Items from a figure collection
====

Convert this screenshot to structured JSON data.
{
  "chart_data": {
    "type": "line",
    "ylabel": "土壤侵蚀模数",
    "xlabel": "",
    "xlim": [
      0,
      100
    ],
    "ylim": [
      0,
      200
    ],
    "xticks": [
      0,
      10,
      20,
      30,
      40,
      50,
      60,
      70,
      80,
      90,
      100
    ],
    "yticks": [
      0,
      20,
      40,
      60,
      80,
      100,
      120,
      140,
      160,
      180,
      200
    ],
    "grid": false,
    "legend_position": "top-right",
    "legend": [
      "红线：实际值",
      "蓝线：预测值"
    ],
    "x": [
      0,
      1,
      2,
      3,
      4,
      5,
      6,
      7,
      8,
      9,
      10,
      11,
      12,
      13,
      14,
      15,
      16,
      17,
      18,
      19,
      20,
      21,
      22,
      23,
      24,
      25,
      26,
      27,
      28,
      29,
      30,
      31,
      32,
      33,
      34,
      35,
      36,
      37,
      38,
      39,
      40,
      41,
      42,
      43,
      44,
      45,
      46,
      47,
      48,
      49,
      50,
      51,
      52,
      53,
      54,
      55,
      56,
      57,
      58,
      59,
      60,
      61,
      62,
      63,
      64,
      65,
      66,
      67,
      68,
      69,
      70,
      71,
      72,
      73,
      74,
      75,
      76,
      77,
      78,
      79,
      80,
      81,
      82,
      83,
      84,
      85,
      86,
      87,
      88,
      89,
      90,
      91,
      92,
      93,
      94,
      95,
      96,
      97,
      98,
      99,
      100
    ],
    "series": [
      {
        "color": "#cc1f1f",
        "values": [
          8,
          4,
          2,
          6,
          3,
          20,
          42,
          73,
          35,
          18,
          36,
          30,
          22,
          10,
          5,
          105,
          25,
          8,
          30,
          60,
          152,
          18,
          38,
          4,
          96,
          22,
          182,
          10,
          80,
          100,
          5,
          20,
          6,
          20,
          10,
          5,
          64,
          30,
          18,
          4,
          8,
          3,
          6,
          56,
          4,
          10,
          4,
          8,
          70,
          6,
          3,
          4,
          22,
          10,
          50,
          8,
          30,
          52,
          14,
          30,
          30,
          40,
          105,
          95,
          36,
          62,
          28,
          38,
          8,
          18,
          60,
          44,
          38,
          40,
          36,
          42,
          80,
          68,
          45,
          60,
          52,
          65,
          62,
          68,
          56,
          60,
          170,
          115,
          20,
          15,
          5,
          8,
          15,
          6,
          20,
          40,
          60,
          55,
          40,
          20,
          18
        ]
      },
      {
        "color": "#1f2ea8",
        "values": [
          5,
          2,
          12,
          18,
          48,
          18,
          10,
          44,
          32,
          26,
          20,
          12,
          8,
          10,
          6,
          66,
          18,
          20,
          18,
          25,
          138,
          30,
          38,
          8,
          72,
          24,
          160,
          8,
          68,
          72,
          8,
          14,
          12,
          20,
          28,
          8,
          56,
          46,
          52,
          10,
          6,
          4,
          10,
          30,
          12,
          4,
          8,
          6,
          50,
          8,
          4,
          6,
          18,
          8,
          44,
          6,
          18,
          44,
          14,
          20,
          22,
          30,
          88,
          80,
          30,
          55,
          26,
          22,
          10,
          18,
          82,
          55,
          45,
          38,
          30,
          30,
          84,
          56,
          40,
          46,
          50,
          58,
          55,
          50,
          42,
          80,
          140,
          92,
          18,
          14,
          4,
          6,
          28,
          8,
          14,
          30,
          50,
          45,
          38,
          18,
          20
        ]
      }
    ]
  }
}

====

Transcribe all of the lines in the records precisely.

Convert this screenshot to structured JSON data.
{
  "chart_data": {
    "type": "line",
    "ylabel": "土壤侵蚀模数",
    "xlabel": "",
    "xlim": [
      0,
      100
    ],
    "ylim": [
      0,
      200
    ],
    "xticks": [
      0,
      10,
      20,
      30,
      40,
      50,
      60,
      70,
      80,
      90,
      100
    ],
    "yticks": [
      0,
      20,
      40,
      60,
      80,
      100,
      120,
      140,
      160,
      180,
      200
    ],
    "grid": false,
    "legend_position": "top-right",
    "legend": [
      "红线：实际值",
      "蓝线：预测值"
    ],
    "x": [
      0,
      1,
      2,
      3,
      4,
      5,
      6,
      7,
      8,
      9,
      10,
      11,
      12,
      13,
      14,
      15,
      16,
      17,
      18,
      19,
      20,
      21,
      22,
      23,
      24,
      25,
      26,
      27,
      28,
      29,
      30,
      31,
      32,
      33,
      34,
      35,
      36,
      37,
      38,
      39,
      40,
      41,
      42,
      43,
      44,
      45,
      46,
      47,
      48,
      49,
      50,
      51,
      52,
      53,
      54,
      55,
      56,
      57,
      58,
      59,
      60,
      61,
      62,
      63,
      64,
      65,
      66,
      67,
      68,
      69,
      70,
      71,
      72,
      73,
      74,
      75,
      76,
      77,
      78,
      79,
      80,
      81,
      82,
      83,
      84,
      85,
      86,
      87,
      88,
      89,
      90,
      91,
      92,
      93,
      94,
      95,
      96,
      97,
      98,
      99,
      100
    ],
    "series": [
      {
        "color": "#cc1f1f",
        "values": [
          8,
          4,
          2,
          6,
          3,
          20,
          42,
          73,
          35,
          18,
          36,
          30,
          22,
          10,
          5,
          105,
          25,
          8,
          30,
          60,
          152,
          18,
          38,
          4,
          96,
          22,
          182,
          10,
          80,
          100,
          5,
          20,
          6,
          20,
          10,
          5,
          64,
          30,
          18,
          4,
          8,
          3,
          6,
          56,
          4,
          10,
          4,
          8,
          70,
          6,
          3,
          4,
          22,
          10,
          50,
          8,
          30,
          52,
          14,
          30,
          30,
          40,
          105,
          95,
          36,
          62,
          28,
          38,
          8,
          18,
          60,
          44,
          38,
          40,
          36,
          42,
          80,
          68,
          45,
          60,
          52,
          65,
          62,
          68,
          56,
          60,
          170,
          115,
          20,
          15,
          5,
          8,
          15,
          6,
          20,
          40,
          60,
          55,
          40,
          20,
          18
        ]
      },
      {
        "color": "#1f2ea8",
        "values": [
          5,
          2,
          12,
          18,
          48,
          18,
          10,
          44,
          32,
          26,
          20,
          12,
          8,
          10,
          6,
          66,
          18,
          20,
          18,
          25,
          138,
          30,
          38,
          8,
          72,
          24,
          160,
          8,
          68,
          72,
          8,
          14,
          12,
          20,
          28,
          8,
          56,
          46,
          52,
          10,
          6,
          4,
          10,
          30,
          12,
          4,
          8,
          6,
          50,
          8,
          4,
          6,
          18,
          8,
          44,
          6,
          18,
          44,
          14,
          20,
          22,
          30,
          88,
          80,
          30,
          55,
          26,
          22,
          10,
          18,
          82,
          55,
          45,
          38,
          30,
          30,
          84,
          56,
          40,
          46,
          50,
          58,
          55,
          50,
          42,
          80,
          140,
          92,
          18,
          14,
          4,
          6,
          28,
          8,
          14,
          30,
          50,
          45,
          38,
          18,
          20
        ]
      }
    ]
  }
}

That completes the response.